_Task objective:_
Every record that follows should be printed verbatim.

┌──

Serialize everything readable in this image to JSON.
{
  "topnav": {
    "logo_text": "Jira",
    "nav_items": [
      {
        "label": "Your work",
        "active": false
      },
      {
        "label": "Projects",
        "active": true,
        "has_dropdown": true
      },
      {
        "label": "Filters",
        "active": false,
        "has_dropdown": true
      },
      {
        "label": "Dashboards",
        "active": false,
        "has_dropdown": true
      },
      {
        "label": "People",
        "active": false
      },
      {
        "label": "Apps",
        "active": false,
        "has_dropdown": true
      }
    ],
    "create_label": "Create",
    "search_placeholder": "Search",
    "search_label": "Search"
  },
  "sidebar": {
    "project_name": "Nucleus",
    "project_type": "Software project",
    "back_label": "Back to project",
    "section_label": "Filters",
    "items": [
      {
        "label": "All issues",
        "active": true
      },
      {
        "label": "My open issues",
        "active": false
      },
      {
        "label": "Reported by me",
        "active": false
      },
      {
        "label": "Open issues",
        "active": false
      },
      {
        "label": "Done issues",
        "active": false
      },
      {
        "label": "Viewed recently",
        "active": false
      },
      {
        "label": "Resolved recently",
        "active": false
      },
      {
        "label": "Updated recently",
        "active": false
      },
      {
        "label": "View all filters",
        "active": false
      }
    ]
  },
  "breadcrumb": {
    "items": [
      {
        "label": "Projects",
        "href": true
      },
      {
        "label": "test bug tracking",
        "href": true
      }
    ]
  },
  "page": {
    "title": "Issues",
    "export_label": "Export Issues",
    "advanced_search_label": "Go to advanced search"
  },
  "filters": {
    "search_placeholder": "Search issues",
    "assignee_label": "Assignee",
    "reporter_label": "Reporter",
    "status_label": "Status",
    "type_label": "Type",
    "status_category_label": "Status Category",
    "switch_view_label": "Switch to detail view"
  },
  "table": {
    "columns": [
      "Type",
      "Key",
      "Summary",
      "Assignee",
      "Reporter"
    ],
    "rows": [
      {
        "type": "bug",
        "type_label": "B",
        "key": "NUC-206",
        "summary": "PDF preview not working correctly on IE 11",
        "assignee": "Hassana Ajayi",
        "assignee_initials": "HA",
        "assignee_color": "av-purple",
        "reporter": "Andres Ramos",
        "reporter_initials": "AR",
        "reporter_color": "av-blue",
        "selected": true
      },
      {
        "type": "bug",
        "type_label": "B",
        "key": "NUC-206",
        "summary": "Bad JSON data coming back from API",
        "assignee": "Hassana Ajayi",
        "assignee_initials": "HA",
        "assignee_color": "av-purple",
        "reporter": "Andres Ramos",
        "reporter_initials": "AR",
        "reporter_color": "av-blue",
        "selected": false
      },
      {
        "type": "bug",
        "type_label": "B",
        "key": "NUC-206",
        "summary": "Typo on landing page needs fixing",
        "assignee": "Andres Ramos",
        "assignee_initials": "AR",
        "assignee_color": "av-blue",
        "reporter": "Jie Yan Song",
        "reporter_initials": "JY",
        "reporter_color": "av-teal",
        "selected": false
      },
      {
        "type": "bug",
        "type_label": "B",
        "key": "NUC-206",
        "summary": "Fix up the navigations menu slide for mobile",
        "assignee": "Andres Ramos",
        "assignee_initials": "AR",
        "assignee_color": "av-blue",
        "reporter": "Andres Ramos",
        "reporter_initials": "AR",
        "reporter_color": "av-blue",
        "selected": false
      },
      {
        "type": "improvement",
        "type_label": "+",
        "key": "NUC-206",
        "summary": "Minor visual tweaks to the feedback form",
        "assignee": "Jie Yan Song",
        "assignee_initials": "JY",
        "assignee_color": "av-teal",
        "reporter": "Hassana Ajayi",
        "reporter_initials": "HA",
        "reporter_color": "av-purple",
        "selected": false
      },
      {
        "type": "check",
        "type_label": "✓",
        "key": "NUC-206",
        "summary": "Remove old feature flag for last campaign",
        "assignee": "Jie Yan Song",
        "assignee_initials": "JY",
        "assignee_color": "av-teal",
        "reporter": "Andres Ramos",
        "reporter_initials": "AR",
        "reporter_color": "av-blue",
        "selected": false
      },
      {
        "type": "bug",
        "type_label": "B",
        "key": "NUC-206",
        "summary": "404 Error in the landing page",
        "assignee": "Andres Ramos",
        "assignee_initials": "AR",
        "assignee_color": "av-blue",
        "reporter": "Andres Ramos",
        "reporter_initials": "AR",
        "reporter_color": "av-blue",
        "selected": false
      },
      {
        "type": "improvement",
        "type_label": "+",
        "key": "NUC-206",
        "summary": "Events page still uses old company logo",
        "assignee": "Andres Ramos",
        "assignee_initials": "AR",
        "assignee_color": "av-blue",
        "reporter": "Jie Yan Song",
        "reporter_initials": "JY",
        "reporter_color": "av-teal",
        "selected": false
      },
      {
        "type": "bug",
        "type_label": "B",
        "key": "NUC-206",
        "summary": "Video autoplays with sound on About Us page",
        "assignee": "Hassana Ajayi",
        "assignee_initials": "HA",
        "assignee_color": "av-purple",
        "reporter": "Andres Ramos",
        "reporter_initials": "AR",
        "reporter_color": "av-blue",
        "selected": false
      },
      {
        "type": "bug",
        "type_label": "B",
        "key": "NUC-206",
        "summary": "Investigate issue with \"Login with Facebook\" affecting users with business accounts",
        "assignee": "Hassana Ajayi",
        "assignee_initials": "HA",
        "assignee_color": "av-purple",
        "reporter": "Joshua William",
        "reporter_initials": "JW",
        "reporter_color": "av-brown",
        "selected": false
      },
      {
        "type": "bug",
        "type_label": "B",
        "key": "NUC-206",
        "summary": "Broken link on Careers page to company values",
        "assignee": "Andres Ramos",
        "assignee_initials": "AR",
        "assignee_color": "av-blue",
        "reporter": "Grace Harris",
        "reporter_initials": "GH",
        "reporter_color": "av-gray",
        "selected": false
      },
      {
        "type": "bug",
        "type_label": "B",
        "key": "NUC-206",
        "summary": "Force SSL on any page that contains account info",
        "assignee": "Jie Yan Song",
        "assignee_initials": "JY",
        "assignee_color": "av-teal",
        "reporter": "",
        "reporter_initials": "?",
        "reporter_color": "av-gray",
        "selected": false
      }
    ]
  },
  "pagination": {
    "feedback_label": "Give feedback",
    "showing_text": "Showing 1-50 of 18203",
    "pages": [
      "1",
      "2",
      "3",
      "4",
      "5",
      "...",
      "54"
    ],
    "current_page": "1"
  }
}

└──

_The answer:_
Serialize everything readable in this image to JSON.
{
  "topnav": {
    "logo_text": "Jira",
    "nav_items": [
      {
        "label": "Your work",
        "active": false
      },
      {
        "label": "Projects",
        "active": true,
        "has_dropdown": true
      },
      {
        "label": "Filters",
        "active": false,
        "has_dropdown": true
      },
      {
        "label": "Dashboards",
        "active": false,
        "has_dropdown": true
      },
      {
        "label": "People",
        "active": false
      },
      {
        "label": "Apps",
        "active": false,
        "has_dropdown": true
      }
    ],
    "create_label": "Create",
    "search_placeholder": "Search",
    "search_label": "Search"
  },
  "sidebar": {
    "project_name": "Nucleus",
    "project_type": "Software project",
    "back_label": "Back to project",
    "section_label": "Filters",
    "items": [
      {
        "label": "All issues",
        "active": true
      },
      {
        "label": "My open issues",
        "active": false
      },
      {
        "label": "Reported by me",
        "active": false
      },
      {
        "label": "Open issues",
        "active": false
      },
      {
        "label": "Done issues",
        "active": false
      },
      {
        "label": "Viewed recently",
        "active": false
      },
      {
        "label": "Resolved recently",
        "active": false
      },
      {
        "label": "Updated recently",
        "active": false
      },
      {
        "label": "View all filters",
        "active": false
      }
    ]
  },
  "breadcrumb": {
    "items": [
      {
        "label": "Projects",
        "href": true
      },
      {
        "label": "test bug tracking",
        "href": true
      }
    ]
  },
  "page": {
    "title": "Issues",
    "export_label": "Export Issues",
    "advanced_search_label": "Go to advanced search"
  },
  "filters": {
    "search_placeholder": "Search issues",
    "assignee_label": "Assignee",
    "reporter_label": "Reporter",
    "status_label": "Status",
    "type_label": "Type",
    "status_category_label": "Status Category",
    "switch_view_label": "Switch to detail view"
  },
  "table": {
    "columns": [
      "Type",
      "Key",
      "Summary",
      "Assignee",
      "Reporter"
    ],
    "rows": [
      {
        "type": "bug",
        "type_label": "B",
        "key": "NUC-206",
        "summary": "PDF preview not working correctly on IE 11",
        "assignee": "Hassana Ajayi",
        "assignee_initials": "HA",
        "assignee_color": "av-purple",
        "reporter": "Andres Ramos",
        "reporter_initials": "AR",
        "reporter_color": "av-blue",
        "selected": true
      },
      {
        "type": "bug",
        "type_label": "B",
        "key": "NUC-206",
        "summary": "Bad JSON data coming back from API",
        "assignee": "Hassana Ajayi",
        "assignee_initials": "HA",
        "assignee_color": "av-purple",
        "reporter": "Andres Ramos",
        "reporter_initials": "AR",
        "reporter_color": "av-blue",
        "selected": false
      },
      {
        "type": "bug",
        "type_label": "B",
        "key": "NUC-206",
        "summary": "Typo on landing page needs fixing",
        "assignee": "Andres Ramos",
        "assignee_initials": "AR",
        "assignee_color": "av-blue",
        "reporter": "Jie Yan Song",
        "reporter_initials": "JY",
        "reporter_color": "av-teal",
        "selected": false
      },
      {
        "type": "bug",
        "type_label": "B",
        "key": "NUC-206",
        "summary": "Fix up the navigations menu slide for mobile",
        "assignee": "Andres Ramos",
        "assignee_initials": "AR",
        "assignee_color": "av-blue",
        "reporter": "Andres Ramos",
        "reporter_initials": "AR",
        "reporter_color": "av-blue",
        "selected": false
      },
      {
        "type": "improvement",
        "type_label": "+",
        "key": "NUC-206",
        "summary": "Minor visual tweaks to the feedback form",
        "assignee": "Jie Yan Song",
        "assignee_initials": "JY",
        "assignee_color": "av-teal",
        "reporter": "Hassana Ajayi",
        "reporter_initials": "HA",
        "reporter_color": "av-purple",
        "selected": false
      },
      {
        "type": "check",
        "type_label": "✓",
        "key": "NUC-206",
        "summary": "Remove old feature flag for last campaign",
        "assignee": "Jie Yan Song",
        "assignee_initials": "JY",
        "assignee_color": "av-teal",
        "reporter": "Andres Ramos",
        "reporter_initials": "AR",
        "reporter_color": "av-blue",
        "selected": false
      },
      {
        "type": "bug",
        "type_label": "B",
        "key": "NUC-206",
        "summary": "404 Error in the landing page",
        "assignee": "Andres Ramos",
        "assignee_initials": "AR",
        "assignee_color": "av-blue",
        "reporter": "Andres Ramos",
        "reporter_initials": "AR",
        "reporter_color": "av-blue",
        "selected": false
      },
      {
        "type": "improvement",
        "type_label": "+",
        "key": "NUC-206",
        "summary": "Events page still uses old company logo",
        "assignee": "Andres Ramos",
        "assignee_initials": "AR",
        "assignee_color": "av-blue",
        "reporter": "Jie Yan Song",
        "reporter_initials": "JY",
        "reporter_color": "av-teal",
        "selected": false
      },
      {
        "type": "bug",
        "type_label": "B",
        "key": "NUC-206",
        "summary": "Video autoplays with sound on About Us page",
        "assignee": "Hassana Ajayi",
        "assignee_initials": "HA",
        "assignee_color": "av-purple",
        "reporter": "Andres Ramos",
        "reporter_initials": "AR",
        "reporter_color": "av-blue",
        "selected": false
      },
      {
        "type": "bug",
        "type_label": "B",
        "key": "NUC-206",
        "summary": "Investigate issue with \"Login with Facebook\" affecting users with business accounts",
        "assignee": "Hassana Ajayi",
        "assignee_initials": "HA",
        "assignee_color": "av-purple",
        "reporter": "Joshua William",
        "reporter_initials": "JW",
        "reporter_color": "av-brown",
        "selected": false
      },
      {
        "type": "bug",
        "type_label": "B",
        "key": "NUC-206",
        "summary": "Broken link on Careers page to company values",
        "assignee": "Andres Ramos",
        "assignee_initials": "AR",
        "assignee_color": "av-blue",
        "reporter": "Grace Harris",
        "reporter_initials": "GH",
        "reporter_color": "av-gray",
        "selected": false
      },
      {
        "type": "bug",
        "type_label": "B",
        "key": "NUC-206",
        "summary": "Force SSL on any page that contains account info",
        "assignee": "Jie Yan Song",
        "assignee_initials": "JY",
        "assignee_color": "av-teal",
        "reporter": "",
        "reporter_initials": "?",
        "reporter_color": "av-gray",
        "selected": false
      }
    ]
  },
  "pagination": {
    "feedback_label": "Give feedback",
    "showing_text": "Showing 1-50 of 18203",
    "pages": [
      "1",
      "2",
      "3",
      "4",
      "5",
      "...",
      "54"
    ],
    "current_page": "1"
  }
}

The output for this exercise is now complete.